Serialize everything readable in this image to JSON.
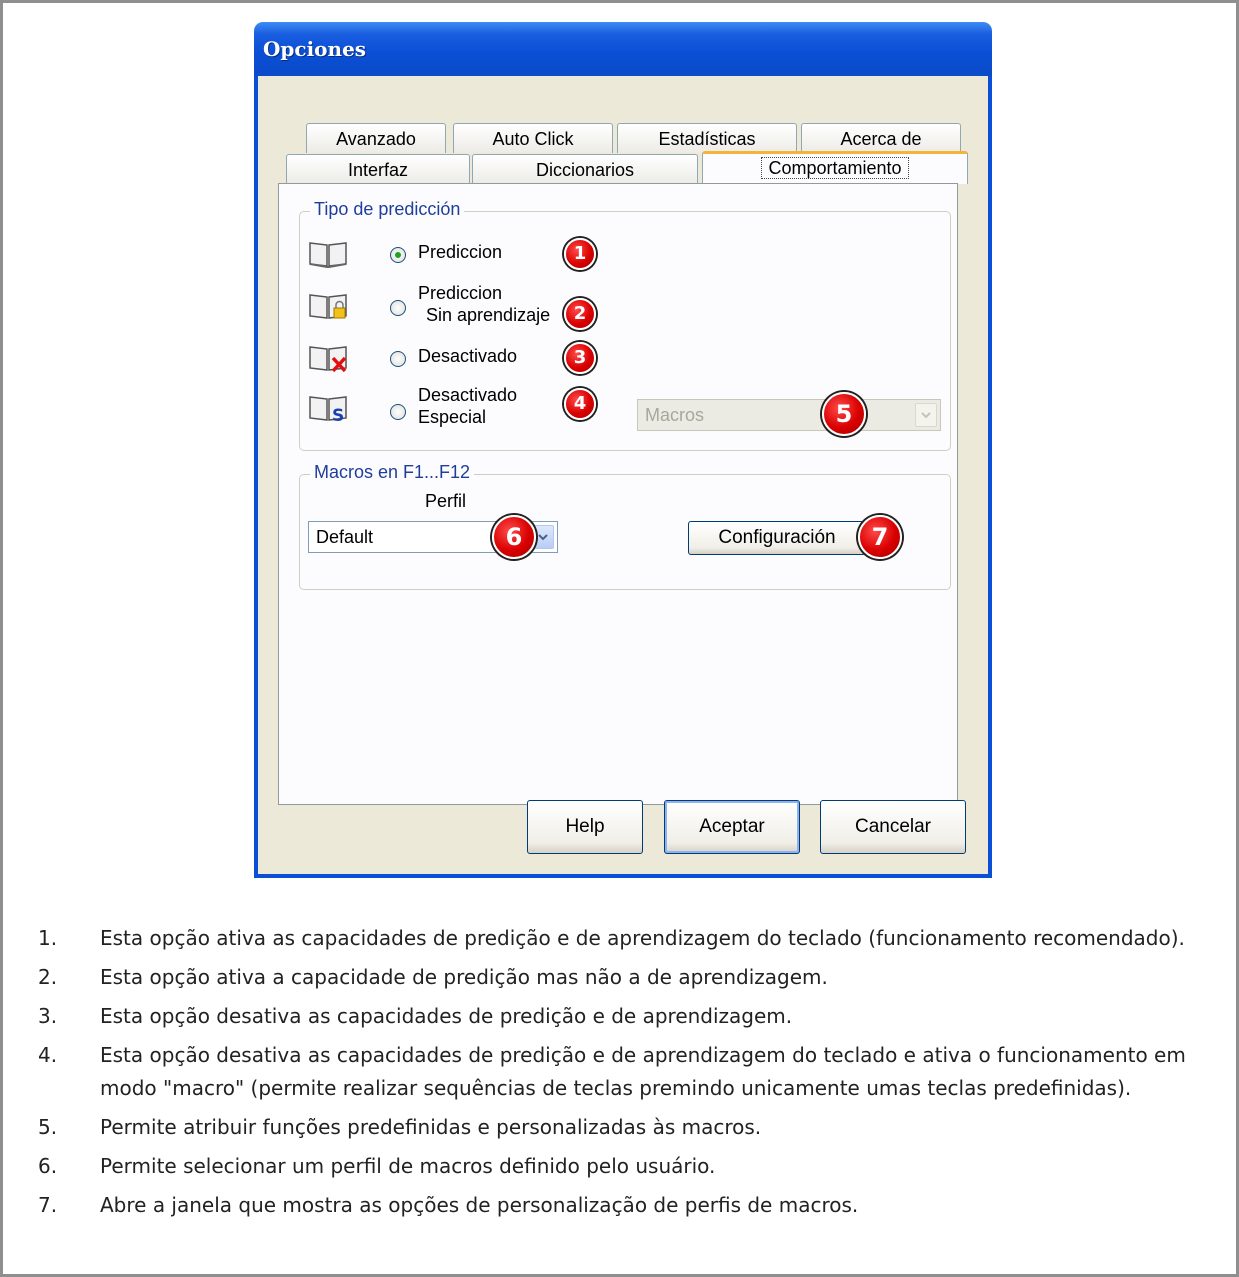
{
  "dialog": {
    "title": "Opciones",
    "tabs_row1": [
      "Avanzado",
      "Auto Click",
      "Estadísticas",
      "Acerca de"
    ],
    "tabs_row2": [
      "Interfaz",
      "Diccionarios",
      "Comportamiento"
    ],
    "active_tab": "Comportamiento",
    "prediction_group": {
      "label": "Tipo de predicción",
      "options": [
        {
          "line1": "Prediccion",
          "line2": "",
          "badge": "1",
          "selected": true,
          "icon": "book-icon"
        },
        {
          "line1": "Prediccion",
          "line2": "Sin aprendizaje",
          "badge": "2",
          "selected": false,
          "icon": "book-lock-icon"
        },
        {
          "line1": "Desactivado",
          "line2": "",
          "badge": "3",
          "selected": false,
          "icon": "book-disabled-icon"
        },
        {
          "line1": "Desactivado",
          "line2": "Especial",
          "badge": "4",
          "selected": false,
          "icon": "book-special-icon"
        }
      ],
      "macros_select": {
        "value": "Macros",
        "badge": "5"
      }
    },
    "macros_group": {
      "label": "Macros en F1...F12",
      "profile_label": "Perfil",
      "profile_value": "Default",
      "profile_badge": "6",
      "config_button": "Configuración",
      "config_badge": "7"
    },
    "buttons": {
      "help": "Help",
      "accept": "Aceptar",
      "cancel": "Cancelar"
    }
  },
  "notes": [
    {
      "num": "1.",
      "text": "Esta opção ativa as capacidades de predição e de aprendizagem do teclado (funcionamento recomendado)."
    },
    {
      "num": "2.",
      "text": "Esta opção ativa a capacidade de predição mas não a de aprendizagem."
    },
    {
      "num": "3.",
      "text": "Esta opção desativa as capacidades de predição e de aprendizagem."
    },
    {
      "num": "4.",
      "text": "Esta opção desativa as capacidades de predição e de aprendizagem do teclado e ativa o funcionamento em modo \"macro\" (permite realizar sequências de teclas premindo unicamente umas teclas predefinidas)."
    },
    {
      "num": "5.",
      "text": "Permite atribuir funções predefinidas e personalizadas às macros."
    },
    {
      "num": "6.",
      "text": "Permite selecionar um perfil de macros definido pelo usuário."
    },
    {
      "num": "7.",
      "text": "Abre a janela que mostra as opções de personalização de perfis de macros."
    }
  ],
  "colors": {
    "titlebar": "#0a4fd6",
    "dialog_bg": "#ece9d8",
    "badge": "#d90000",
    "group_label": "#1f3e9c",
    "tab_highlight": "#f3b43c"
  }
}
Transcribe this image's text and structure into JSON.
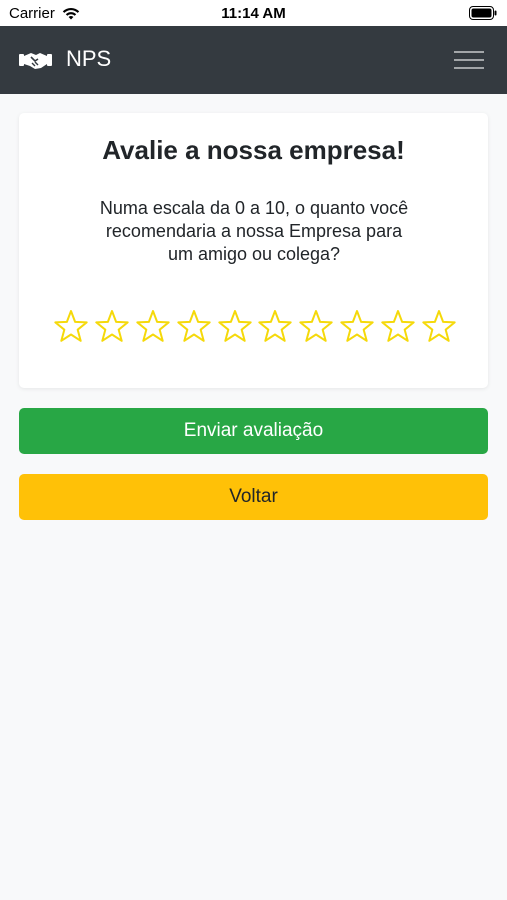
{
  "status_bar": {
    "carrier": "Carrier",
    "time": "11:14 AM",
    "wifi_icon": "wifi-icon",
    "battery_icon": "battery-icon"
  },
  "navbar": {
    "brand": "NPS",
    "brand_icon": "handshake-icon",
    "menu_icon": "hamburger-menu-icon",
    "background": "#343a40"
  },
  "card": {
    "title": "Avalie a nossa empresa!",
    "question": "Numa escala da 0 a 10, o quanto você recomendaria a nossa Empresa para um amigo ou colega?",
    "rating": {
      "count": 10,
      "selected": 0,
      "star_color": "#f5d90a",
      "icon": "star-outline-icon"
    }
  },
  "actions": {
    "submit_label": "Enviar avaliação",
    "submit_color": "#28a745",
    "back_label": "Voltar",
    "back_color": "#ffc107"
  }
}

What is being asked — All records should be output exactly, with the pictures left out.

Result of this exercise —
Serialize everything readable in this image to JSON.
{
  "dialog": {
    "title": "Opciones",
    "tabs_row1": [
      "Avanzado",
      "Auto Click",
      "Estadísticas",
      "Acerca de"
    ],
    "tabs_row2": [
      "Interfaz",
      "Diccionarios",
      "Comportamiento"
    ],
    "active_tab": "Comportamiento",
    "prediction_group": {
      "label": "Tipo de predicción",
      "options": [
        {
          "line1": "Prediccion",
          "line2": "",
          "badge": "1",
          "selected": true,
          "icon": "book-icon"
        },
        {
          "line1": "Prediccion",
          "line2": "Sin aprendizaje",
          "badge": "2",
          "selected": false,
          "icon": "book-lock-icon"
        },
        {
          "line1": "Desactivado",
          "line2": "",
          "badge": "3",
          "selected": false,
          "icon": "book-disabled-icon"
        },
        {
          "line1": "Desactivado",
          "line2": "Especial",
          "badge": "4",
          "selected": false,
          "icon": "book-special-icon"
        }
      ],
      "macros_select": {
        "value": "Macros",
        "badge": "5"
      }
    },
    "macros_group": {
      "label": "Macros en F1...F12",
      "profile_label": "Perfil",
      "profile_value": "Default",
      "profile_badge": "6",
      "config_button": "Configuración",
      "config_badge": "7"
    },
    "buttons": {
      "help": "Help",
      "accept": "Aceptar",
      "cancel": "Cancelar"
    }
  },
  "notes": [
    {
      "num": "1.",
      "text": "Esta opção ativa as capacidades de predição e de aprendizagem do teclado (funcionamento recomendado)."
    },
    {
      "num": "2.",
      "text": "Esta opção ativa a capacidade de predição mas não a de aprendizagem."
    },
    {
      "num": "3.",
      "text": "Esta opção desativa as capacidades de predição e de aprendizagem."
    },
    {
      "num": "4.",
      "text": "Esta opção desativa as capacidades de predição e de aprendizagem do teclado e ativa o funcionamento em modo \"macro\" (permite realizar sequências de teclas premindo unicamente umas teclas predefinidas)."
    },
    {
      "num": "5.",
      "text": "Permite atribuir funções predefinidas e personalizadas às macros."
    },
    {
      "num": "6.",
      "text": "Permite selecionar um perfil de macros definido pelo usuário."
    },
    {
      "num": "7.",
      "text": "Abre a janela que mostra as opções de personalização de perfis de macros."
    }
  ],
  "colors": {
    "titlebar": "#0a4fd6",
    "dialog_bg": "#ece9d8",
    "badge": "#d90000",
    "group_label": "#1f3e9c",
    "tab_highlight": "#f3b43c"
  }
}
Transcribe this image's text and structure into JSON.
{
  "status_bar": {
    "carrier": "Carrier",
    "time": "11:14 AM",
    "wifi_icon": "wifi-icon",
    "battery_icon": "battery-icon"
  },
  "navbar": {
    "brand": "NPS",
    "brand_icon": "handshake-icon",
    "menu_icon": "hamburger-menu-icon",
    "background": "#343a40"
  },
  "card": {
    "title": "Avalie a nossa empresa!",
    "question": "Numa escala da 0 a 10, o quanto você recomendaria a nossa Empresa para um amigo ou colega?",
    "rating": {
      "count": 10,
      "selected": 0,
      "star_color": "#f5d90a",
      "icon": "star-outline-icon"
    }
  },
  "actions": {
    "submit_label": "Enviar avaliação",
    "submit_color": "#28a745",
    "back_label": "Voltar",
    "back_color": "#ffc107"
  }
}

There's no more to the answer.